* _Task directions_
Render the records from the line with "198, 236, 208]" to the line with "192, 112, 214]", both included, as a Markdown table with the columns Row and Entry: Row gives a running row number, Entry gives the line, and blank lines are omitted.

>>>

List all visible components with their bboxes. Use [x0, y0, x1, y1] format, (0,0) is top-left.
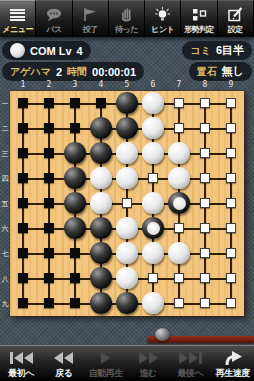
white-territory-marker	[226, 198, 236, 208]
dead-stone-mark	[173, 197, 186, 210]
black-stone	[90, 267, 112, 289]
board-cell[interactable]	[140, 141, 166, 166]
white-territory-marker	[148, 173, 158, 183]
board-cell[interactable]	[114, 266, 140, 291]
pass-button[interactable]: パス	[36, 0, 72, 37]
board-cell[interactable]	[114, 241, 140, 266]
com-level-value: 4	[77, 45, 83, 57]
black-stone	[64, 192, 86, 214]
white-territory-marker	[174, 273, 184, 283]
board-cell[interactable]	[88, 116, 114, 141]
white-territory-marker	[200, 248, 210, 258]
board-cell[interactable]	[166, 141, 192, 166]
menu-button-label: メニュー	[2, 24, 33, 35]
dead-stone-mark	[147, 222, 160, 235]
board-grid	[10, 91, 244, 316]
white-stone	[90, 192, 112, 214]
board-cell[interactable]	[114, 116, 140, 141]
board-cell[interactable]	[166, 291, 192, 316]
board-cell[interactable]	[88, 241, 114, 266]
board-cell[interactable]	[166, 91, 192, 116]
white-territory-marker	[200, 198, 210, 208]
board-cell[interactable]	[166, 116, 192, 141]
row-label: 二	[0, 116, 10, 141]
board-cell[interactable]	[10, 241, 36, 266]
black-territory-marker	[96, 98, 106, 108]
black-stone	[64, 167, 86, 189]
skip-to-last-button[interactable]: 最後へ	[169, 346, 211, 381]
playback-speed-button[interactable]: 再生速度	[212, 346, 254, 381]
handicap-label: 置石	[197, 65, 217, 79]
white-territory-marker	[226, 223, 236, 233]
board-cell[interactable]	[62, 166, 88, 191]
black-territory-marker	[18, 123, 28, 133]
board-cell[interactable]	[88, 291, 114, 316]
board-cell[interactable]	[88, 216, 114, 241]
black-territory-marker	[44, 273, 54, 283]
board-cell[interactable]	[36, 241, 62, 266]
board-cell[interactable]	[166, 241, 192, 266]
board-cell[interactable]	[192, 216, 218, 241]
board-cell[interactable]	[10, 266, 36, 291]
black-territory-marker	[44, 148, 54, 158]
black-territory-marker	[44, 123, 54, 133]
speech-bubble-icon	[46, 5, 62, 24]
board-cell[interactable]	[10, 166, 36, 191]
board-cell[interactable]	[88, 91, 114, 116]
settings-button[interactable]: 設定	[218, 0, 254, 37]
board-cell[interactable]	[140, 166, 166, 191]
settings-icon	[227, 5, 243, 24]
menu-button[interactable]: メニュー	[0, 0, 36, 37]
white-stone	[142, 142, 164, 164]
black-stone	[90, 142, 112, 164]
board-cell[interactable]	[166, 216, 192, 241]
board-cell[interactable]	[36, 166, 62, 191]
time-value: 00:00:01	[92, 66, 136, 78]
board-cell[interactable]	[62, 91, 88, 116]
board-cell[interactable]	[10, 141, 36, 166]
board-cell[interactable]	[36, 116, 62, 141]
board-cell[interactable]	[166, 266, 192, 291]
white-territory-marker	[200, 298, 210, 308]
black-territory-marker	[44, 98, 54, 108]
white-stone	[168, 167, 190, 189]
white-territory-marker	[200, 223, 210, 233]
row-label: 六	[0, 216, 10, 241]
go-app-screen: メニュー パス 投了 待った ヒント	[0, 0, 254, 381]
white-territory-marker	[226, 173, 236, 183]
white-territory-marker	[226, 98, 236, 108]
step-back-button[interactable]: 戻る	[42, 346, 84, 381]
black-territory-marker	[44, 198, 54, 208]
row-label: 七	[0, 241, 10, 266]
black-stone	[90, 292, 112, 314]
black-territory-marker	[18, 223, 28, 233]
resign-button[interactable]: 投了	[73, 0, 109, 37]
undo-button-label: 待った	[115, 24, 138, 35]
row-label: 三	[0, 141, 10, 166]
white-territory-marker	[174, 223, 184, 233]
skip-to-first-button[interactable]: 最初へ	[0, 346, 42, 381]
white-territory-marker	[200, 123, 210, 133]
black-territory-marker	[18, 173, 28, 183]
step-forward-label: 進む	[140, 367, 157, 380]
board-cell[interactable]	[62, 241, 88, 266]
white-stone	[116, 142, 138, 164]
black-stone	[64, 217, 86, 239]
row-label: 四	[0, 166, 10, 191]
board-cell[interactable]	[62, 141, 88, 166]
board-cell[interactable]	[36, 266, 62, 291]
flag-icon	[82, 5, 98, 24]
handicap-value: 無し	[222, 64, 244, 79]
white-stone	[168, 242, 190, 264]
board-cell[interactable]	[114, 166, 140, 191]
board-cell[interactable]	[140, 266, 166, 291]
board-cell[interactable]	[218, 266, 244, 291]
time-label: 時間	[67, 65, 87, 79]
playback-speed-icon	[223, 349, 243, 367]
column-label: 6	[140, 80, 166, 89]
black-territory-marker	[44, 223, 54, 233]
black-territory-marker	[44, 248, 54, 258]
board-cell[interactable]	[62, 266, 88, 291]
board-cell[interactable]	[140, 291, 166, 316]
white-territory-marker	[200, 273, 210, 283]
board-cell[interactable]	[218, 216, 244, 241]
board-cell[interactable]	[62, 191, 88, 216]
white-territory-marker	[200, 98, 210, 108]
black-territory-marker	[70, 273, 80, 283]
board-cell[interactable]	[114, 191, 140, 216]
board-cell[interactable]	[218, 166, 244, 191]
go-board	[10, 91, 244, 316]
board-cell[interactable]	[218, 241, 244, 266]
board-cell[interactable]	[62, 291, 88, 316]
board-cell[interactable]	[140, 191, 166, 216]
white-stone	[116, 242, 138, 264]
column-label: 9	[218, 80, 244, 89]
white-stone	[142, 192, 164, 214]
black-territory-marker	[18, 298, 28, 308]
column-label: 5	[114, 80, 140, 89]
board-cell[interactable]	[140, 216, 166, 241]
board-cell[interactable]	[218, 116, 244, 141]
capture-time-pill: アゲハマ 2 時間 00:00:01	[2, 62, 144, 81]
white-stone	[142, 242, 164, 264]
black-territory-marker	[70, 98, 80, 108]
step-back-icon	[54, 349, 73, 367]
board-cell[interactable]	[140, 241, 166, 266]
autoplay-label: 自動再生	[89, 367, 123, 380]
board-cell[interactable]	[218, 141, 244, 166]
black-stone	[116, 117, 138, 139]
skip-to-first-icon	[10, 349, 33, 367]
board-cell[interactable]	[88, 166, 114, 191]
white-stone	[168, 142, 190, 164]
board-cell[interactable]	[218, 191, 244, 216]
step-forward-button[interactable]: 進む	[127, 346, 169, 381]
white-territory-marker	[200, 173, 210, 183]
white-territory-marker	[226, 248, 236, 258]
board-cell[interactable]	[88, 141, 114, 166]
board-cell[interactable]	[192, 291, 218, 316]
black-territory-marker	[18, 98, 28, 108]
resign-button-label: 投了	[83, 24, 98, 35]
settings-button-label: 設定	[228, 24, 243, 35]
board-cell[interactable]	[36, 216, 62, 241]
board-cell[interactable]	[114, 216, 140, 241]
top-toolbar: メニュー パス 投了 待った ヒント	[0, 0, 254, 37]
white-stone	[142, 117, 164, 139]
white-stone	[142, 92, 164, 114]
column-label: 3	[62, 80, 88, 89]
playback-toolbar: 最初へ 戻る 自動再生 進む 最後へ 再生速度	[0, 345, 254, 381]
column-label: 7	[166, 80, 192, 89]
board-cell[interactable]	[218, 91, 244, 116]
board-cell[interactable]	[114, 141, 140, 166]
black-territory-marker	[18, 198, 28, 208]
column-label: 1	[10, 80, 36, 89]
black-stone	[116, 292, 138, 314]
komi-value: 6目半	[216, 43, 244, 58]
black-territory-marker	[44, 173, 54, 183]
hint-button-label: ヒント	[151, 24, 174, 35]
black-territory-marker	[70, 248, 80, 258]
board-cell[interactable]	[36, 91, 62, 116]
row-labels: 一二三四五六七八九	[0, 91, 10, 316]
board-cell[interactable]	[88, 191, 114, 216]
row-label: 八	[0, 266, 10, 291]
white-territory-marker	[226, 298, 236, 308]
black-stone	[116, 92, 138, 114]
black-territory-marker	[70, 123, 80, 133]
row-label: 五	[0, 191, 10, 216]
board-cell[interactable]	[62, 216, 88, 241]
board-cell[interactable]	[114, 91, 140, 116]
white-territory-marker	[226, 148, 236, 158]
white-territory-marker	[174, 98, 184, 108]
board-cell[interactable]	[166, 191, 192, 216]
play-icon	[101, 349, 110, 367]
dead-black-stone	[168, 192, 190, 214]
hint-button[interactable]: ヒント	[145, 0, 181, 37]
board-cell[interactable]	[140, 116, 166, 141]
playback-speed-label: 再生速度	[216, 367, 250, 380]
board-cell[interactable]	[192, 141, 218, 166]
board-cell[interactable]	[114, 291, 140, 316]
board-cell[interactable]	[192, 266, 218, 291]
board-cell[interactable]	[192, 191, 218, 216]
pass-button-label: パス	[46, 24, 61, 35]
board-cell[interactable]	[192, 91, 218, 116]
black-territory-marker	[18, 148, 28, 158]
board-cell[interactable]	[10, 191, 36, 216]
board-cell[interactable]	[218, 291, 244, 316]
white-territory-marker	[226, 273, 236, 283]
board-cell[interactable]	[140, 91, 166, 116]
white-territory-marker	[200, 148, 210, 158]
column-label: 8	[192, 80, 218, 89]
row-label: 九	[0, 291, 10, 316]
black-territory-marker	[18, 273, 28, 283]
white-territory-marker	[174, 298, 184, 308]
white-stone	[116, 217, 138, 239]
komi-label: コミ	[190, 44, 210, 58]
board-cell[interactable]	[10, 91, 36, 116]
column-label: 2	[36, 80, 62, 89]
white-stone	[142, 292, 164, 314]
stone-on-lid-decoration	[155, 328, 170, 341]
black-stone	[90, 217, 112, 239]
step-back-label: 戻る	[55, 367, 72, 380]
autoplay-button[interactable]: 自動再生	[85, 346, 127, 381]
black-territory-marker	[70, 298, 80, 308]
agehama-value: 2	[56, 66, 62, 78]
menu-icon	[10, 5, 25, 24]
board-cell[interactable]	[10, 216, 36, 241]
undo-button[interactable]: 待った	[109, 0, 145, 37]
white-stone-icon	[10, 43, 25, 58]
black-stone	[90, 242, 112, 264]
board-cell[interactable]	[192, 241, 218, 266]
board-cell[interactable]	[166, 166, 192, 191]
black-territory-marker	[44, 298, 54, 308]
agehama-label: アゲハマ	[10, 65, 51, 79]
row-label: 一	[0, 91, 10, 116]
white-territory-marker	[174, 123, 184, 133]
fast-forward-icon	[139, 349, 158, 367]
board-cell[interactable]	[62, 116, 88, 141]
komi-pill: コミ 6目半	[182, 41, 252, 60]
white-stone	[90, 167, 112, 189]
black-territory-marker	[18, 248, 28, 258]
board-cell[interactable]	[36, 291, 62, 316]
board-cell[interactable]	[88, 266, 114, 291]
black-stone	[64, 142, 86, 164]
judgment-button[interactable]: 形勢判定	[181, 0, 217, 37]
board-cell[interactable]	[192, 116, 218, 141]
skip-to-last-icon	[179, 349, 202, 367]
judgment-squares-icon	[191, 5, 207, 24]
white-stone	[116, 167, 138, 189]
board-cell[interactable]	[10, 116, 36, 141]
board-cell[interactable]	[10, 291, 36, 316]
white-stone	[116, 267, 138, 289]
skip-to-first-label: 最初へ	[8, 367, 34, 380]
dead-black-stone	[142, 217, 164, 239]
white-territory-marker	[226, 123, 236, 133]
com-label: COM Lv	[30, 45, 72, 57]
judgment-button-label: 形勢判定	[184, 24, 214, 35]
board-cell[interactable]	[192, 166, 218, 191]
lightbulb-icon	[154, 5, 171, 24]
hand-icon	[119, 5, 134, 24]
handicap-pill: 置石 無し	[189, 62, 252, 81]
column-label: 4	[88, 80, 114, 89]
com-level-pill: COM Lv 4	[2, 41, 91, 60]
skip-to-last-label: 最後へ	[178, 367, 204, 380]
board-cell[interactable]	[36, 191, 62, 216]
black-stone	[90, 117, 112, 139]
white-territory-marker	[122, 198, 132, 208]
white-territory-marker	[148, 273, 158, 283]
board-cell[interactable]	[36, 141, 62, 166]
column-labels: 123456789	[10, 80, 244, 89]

<<<

* _Task solution_
| Row | Entry |
|---|---|
| 1 | white-territory-marker	[226, 198, 236, 208] |
| 2 | dead-stone-mark	[173, 197, 186, 210] |
| 3 | black-stone	[90, 267, 112, 289] |
| 4 | board-cell[interactable]	[140, 141, 166, 166] |
| 5 | white-territory-marker	[148, 173, 158, 183] |
| 6 | board-cell[interactable]	[114, 266, 140, 291] |
| 7 | pass-button[interactable]: パス	[36, 0, 72, 37] |
| 8 | board-cell[interactable]	[114, 241, 140, 266] |
| 9 | com-level-value: 4	[77, 45, 83, 57] |
| 10 | black-stone	[64, 192, 86, 214] |
| 11 | white-territory-marker	[174, 273, 184, 283] |
| 12 | board-cell[interactable]	[88, 116, 114, 141] |
| 13 | white-territory-marker	[200, 248, 210, 258] |
| 14 | board-cell[interactable]	[166, 141, 192, 166] |
| 15 | menu-button-label: メニュー	[2, 24, 33, 35] |
| 16 | dead-stone-mark	[147, 222, 160, 235] |
| 17 | board-grid	[10, 91, 244, 316] |
| 18 | white-stone	[90, 192, 112, 214] |